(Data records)
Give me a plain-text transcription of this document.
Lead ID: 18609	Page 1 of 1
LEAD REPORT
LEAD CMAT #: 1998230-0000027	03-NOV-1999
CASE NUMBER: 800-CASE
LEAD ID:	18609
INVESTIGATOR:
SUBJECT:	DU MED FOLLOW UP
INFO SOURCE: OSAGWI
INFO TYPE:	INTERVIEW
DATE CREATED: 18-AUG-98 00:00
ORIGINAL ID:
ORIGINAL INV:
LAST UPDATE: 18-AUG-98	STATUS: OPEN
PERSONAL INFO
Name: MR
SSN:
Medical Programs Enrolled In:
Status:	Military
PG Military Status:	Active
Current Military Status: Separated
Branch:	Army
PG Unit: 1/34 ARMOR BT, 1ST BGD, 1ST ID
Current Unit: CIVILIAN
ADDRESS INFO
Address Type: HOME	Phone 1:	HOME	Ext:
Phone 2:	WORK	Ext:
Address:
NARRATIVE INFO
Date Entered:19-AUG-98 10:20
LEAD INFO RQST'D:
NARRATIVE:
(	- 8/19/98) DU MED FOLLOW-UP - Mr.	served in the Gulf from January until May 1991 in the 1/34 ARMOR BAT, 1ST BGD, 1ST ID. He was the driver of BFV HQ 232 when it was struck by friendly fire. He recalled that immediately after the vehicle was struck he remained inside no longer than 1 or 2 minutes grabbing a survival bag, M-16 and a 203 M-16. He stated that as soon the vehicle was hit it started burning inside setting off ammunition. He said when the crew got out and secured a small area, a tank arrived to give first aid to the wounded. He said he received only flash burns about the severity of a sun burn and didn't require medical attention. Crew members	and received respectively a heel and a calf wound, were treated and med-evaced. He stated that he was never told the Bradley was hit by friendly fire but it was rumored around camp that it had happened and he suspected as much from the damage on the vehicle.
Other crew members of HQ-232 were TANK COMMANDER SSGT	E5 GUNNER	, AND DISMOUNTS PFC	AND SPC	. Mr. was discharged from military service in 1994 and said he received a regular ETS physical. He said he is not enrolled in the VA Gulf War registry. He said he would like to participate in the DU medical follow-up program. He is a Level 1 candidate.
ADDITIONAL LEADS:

[Challenge]
Quote each line of the listing above exactly.

[Exercise output]
Give me a plain-text transcription of this document.
Lead ID: 18609	Page 1 of 1
LEAD REPORT
LEAD CMAT #: 1998230-0000027	03-NOV-1999
CASE NUMBER: 800-CASE
LEAD ID:	18609
INVESTIGATOR:
SUBJECT:	DU MED FOLLOW UP
INFO SOURCE: OSAGWI
INFO TYPE:	INTERVIEW
DATE CREATED: 18-AUG-98 00:00
ORIGINAL ID:
ORIGINAL INV:
LAST UPDATE: 18-AUG-98	STATUS: OPEN
PERSONAL INFO
Name: MR
SSN:
Medical Programs Enrolled In:
Status:	Military
PG Military Status:	Active
Current Military Status: Separated
Branch:	Army
PG Unit: 1/34 ARMOR BT, 1ST BGD, 1ST ID
Current Unit: CIVILIAN
ADDRESS INFO
Address Type: HOME	Phone 1:	HOME	Ext:
Phone 2:	WORK	Ext:
Address:
NARRATIVE INFO
Date Entered:19-AUG-98 10:20
LEAD INFO RQST'D:
NARRATIVE:
(	- 8/19/98) DU MED FOLLOW-UP - Mr.	served in the Gulf from January until May 1991 in the 1/34 ARMOR BAT, 1ST BGD, 1ST ID. He was the driver of BFV HQ 232 when it was struck by friendly fire. He recalled that immediately after the vehicle was struck he remained inside no longer than 1 or 2 minutes grabbing a survival bag, M-16 and a 203 M-16. He stated that as soon the vehicle was hit it started burning inside setting off ammunition. He said when the crew got out and secured a small area, a tank arrived to give first aid to the wounded. He said he received only flash burns about the severity of a sun burn and didn't require medical attention. Crew members	and received respectively a heel and a calf wound, were treated and med-evaced. He stated that he was never told the Bradley was hit by friendly fire but it was rumored around camp that it had happened and he suspected as much from the damage on the vehicle.
Other crew members of HQ-232 were TANK COMMANDER SSGT	E5 GUNNER	, AND DISMOUNTS PFC	AND SPC	. Mr. was discharged from military service in 1994 and said he received a regular ETS physical. He said he is not enrolled in the VA Gulf War registry. He said he would like to participate in the DU medical follow-up program. He is a Level 1 candidate.
ADDITIONAL LEADS:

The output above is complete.